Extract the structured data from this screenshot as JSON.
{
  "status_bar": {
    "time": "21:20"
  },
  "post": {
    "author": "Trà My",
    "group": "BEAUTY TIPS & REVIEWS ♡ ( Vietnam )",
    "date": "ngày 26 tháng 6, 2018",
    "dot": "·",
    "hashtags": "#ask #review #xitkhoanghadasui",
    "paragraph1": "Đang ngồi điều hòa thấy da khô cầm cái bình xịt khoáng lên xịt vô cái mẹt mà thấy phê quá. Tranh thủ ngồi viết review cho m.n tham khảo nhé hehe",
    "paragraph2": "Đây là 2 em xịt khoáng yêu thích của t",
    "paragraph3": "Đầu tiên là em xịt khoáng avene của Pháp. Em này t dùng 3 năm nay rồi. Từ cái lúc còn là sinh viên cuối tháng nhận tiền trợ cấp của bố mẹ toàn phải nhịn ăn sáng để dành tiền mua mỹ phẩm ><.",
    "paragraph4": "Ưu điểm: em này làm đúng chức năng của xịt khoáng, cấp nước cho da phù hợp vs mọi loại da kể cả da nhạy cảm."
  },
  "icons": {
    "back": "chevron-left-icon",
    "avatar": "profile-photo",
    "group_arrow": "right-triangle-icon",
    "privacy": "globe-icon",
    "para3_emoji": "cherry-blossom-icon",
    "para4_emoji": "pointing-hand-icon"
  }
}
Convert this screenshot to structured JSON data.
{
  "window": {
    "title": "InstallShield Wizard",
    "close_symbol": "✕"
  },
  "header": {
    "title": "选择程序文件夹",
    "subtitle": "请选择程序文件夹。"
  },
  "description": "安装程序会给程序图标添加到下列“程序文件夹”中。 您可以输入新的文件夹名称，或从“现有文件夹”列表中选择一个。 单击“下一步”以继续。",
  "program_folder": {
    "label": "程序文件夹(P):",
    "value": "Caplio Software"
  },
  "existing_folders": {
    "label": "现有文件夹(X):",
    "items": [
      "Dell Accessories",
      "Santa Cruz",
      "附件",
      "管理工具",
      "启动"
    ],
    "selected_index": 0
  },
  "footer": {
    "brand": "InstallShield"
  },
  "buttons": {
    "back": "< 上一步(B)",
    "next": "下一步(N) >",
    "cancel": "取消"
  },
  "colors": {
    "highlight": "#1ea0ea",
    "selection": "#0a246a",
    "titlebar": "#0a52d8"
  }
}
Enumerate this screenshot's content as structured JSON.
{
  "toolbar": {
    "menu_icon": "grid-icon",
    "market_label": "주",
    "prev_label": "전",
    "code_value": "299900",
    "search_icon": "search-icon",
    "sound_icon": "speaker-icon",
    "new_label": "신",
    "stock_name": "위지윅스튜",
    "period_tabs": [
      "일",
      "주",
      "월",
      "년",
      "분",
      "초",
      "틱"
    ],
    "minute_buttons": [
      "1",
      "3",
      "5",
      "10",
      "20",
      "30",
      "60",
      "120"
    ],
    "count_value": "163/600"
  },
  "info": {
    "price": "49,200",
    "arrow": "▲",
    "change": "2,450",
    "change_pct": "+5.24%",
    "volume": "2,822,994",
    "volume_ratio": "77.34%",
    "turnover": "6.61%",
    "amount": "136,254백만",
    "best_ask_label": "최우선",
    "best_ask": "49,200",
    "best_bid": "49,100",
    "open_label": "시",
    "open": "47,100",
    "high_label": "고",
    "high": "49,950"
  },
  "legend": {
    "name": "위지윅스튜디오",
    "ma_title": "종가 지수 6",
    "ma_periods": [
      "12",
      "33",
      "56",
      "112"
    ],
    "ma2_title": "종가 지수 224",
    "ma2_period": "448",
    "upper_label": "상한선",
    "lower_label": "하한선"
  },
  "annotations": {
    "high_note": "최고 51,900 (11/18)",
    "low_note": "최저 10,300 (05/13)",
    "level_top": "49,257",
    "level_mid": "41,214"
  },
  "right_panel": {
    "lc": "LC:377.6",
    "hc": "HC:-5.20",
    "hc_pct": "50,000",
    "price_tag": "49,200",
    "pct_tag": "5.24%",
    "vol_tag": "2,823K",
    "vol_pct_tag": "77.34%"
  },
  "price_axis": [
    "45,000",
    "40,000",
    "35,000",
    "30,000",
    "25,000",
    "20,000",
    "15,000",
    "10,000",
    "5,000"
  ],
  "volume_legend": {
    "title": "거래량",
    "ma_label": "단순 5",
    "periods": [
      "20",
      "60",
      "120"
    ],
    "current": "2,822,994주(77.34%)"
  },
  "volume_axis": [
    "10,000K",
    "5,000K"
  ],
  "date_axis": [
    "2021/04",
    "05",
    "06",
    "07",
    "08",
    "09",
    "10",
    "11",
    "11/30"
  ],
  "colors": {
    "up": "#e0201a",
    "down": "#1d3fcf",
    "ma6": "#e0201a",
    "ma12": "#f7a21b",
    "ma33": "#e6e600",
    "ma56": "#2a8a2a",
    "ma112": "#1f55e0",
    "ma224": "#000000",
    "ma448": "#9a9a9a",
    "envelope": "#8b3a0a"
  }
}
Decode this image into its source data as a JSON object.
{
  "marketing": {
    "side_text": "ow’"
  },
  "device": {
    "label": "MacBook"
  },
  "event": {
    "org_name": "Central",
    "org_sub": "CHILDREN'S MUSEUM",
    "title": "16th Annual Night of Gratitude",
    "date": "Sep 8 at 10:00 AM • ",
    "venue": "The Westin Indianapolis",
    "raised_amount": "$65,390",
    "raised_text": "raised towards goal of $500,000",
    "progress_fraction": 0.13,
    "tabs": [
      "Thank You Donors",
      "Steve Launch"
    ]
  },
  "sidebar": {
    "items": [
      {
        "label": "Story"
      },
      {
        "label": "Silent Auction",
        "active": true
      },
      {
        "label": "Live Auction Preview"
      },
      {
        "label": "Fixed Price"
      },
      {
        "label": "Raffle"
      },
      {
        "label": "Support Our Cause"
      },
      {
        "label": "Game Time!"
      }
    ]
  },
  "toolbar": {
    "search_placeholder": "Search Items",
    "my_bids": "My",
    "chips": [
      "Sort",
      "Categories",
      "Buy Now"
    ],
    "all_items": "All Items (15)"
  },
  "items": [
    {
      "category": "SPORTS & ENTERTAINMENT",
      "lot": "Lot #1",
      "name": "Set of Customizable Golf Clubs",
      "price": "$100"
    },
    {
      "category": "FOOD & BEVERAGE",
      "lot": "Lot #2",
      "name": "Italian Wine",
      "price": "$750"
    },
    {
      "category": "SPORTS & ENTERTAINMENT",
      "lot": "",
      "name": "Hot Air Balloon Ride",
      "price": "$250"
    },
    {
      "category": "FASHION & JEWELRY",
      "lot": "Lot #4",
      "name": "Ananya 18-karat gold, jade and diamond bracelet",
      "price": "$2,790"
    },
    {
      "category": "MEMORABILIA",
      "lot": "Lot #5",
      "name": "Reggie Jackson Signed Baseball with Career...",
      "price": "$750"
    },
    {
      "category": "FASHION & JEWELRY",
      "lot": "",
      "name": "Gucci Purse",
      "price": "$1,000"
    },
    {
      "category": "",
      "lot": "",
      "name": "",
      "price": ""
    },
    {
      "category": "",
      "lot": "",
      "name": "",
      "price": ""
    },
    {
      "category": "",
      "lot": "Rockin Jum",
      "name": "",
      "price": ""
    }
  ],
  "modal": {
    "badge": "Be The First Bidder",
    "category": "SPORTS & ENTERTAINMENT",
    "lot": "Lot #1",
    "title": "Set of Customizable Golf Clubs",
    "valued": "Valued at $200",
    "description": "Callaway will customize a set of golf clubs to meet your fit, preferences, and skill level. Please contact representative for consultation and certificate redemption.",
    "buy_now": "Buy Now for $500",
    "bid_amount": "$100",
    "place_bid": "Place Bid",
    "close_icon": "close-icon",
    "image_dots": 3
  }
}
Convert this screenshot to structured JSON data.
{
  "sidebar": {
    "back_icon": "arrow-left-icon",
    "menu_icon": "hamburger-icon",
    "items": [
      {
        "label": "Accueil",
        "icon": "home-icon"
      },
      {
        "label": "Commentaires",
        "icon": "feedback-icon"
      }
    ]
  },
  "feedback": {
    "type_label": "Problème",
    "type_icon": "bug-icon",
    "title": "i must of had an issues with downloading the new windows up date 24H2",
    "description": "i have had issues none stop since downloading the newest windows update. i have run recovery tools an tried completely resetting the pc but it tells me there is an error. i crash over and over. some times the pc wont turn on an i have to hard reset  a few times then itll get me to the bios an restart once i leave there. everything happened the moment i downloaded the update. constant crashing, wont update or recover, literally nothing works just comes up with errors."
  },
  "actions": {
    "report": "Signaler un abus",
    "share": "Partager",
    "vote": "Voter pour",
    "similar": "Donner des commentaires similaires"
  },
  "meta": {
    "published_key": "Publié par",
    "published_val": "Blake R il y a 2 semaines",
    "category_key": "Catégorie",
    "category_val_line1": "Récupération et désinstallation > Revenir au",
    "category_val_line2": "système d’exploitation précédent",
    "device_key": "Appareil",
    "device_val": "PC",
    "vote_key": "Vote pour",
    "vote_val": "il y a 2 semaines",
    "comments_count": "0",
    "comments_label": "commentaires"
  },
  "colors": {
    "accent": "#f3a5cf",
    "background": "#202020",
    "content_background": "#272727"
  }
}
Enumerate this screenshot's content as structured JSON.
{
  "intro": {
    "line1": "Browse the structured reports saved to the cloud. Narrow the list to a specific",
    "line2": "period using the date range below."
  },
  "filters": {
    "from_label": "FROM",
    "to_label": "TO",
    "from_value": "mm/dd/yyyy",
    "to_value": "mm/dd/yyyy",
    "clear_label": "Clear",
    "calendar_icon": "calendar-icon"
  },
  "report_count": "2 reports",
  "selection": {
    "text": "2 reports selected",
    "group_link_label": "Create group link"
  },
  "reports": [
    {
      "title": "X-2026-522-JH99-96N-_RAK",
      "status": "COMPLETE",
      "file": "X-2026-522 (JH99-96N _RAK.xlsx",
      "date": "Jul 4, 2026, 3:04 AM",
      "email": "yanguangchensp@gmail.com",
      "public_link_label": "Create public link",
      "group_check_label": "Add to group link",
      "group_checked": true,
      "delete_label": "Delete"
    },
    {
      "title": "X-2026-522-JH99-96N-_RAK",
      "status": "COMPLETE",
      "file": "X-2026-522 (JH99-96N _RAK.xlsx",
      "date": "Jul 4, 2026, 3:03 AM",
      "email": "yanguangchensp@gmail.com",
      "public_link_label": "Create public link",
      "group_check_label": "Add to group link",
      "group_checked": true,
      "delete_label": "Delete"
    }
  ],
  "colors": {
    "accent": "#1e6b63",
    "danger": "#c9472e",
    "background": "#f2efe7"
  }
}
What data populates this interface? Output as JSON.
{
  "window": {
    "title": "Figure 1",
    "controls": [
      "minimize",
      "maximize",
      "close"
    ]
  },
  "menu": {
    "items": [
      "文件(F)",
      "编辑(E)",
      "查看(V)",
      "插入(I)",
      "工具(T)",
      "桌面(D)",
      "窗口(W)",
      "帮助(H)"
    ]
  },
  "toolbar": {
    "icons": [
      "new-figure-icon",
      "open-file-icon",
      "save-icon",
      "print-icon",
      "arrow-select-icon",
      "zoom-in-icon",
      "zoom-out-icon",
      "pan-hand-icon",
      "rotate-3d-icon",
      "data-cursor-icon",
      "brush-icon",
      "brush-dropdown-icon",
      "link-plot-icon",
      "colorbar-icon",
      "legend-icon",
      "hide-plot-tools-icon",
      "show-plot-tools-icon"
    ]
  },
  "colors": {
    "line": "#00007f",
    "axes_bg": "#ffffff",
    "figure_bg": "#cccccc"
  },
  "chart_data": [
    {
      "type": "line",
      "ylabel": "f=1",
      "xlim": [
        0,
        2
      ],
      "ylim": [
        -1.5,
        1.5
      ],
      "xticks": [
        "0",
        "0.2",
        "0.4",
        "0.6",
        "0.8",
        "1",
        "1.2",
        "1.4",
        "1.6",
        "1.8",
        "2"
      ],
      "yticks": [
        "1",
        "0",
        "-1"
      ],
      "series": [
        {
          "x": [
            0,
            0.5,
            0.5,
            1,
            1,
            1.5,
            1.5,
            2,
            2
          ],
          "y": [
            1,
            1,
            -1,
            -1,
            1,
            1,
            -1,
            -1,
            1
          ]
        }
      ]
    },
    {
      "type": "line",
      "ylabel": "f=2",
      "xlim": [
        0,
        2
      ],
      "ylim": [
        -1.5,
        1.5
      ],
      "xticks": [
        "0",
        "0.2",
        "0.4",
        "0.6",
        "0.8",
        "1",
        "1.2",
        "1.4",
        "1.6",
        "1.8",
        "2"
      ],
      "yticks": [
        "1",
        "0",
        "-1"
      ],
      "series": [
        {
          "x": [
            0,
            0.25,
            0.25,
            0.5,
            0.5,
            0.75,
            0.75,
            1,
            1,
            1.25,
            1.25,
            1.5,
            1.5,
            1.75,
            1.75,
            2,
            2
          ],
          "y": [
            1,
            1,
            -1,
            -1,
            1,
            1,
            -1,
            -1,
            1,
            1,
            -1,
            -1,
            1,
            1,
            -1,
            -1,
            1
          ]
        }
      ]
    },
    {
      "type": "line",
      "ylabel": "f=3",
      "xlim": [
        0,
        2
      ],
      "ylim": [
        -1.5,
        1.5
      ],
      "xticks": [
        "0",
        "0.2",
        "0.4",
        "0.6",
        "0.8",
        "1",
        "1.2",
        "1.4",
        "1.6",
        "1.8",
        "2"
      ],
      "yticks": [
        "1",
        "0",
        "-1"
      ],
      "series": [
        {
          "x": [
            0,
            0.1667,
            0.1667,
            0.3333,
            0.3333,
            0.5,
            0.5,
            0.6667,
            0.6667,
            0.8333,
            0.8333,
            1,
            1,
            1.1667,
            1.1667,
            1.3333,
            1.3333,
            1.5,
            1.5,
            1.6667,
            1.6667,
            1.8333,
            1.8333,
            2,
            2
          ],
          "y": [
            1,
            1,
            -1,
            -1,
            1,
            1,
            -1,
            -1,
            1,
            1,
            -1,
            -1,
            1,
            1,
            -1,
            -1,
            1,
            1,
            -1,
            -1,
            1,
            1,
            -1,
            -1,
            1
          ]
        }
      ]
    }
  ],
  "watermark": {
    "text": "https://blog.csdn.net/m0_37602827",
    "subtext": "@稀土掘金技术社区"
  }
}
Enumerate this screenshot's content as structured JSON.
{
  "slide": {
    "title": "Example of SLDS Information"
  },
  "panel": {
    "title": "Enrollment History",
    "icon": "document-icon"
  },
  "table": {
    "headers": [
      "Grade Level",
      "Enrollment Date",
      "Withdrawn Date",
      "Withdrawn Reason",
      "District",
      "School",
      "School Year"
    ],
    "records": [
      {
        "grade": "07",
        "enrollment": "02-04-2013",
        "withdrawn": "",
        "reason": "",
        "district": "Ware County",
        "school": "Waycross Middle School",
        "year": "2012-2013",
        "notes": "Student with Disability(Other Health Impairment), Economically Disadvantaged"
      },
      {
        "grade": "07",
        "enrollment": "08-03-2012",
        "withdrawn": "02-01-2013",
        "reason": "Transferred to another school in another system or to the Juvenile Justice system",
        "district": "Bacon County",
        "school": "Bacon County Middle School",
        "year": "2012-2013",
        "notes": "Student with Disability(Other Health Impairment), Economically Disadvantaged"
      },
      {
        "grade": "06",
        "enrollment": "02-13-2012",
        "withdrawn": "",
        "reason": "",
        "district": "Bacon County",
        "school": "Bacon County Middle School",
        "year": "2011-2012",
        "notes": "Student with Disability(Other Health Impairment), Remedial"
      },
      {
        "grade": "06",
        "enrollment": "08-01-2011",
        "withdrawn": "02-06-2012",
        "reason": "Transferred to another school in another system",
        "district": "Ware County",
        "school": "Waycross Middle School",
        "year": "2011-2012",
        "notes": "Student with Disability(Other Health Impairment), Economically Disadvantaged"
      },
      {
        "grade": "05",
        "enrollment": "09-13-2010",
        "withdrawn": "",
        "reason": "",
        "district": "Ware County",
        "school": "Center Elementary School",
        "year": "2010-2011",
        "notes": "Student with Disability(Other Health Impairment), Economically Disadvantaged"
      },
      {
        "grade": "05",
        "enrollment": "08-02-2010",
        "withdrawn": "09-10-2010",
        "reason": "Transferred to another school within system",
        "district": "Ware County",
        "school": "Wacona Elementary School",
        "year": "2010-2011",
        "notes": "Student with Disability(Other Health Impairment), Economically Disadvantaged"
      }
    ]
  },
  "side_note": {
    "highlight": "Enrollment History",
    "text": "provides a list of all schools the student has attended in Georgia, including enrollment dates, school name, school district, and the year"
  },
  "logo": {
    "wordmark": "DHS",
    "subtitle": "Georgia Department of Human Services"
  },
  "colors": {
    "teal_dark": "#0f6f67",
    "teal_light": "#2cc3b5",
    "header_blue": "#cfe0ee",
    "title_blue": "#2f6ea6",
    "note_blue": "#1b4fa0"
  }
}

- [TASK PROMPT]
How many lines in the entries contain the string "hand"? Answer with the number only.

- [RESULT]
2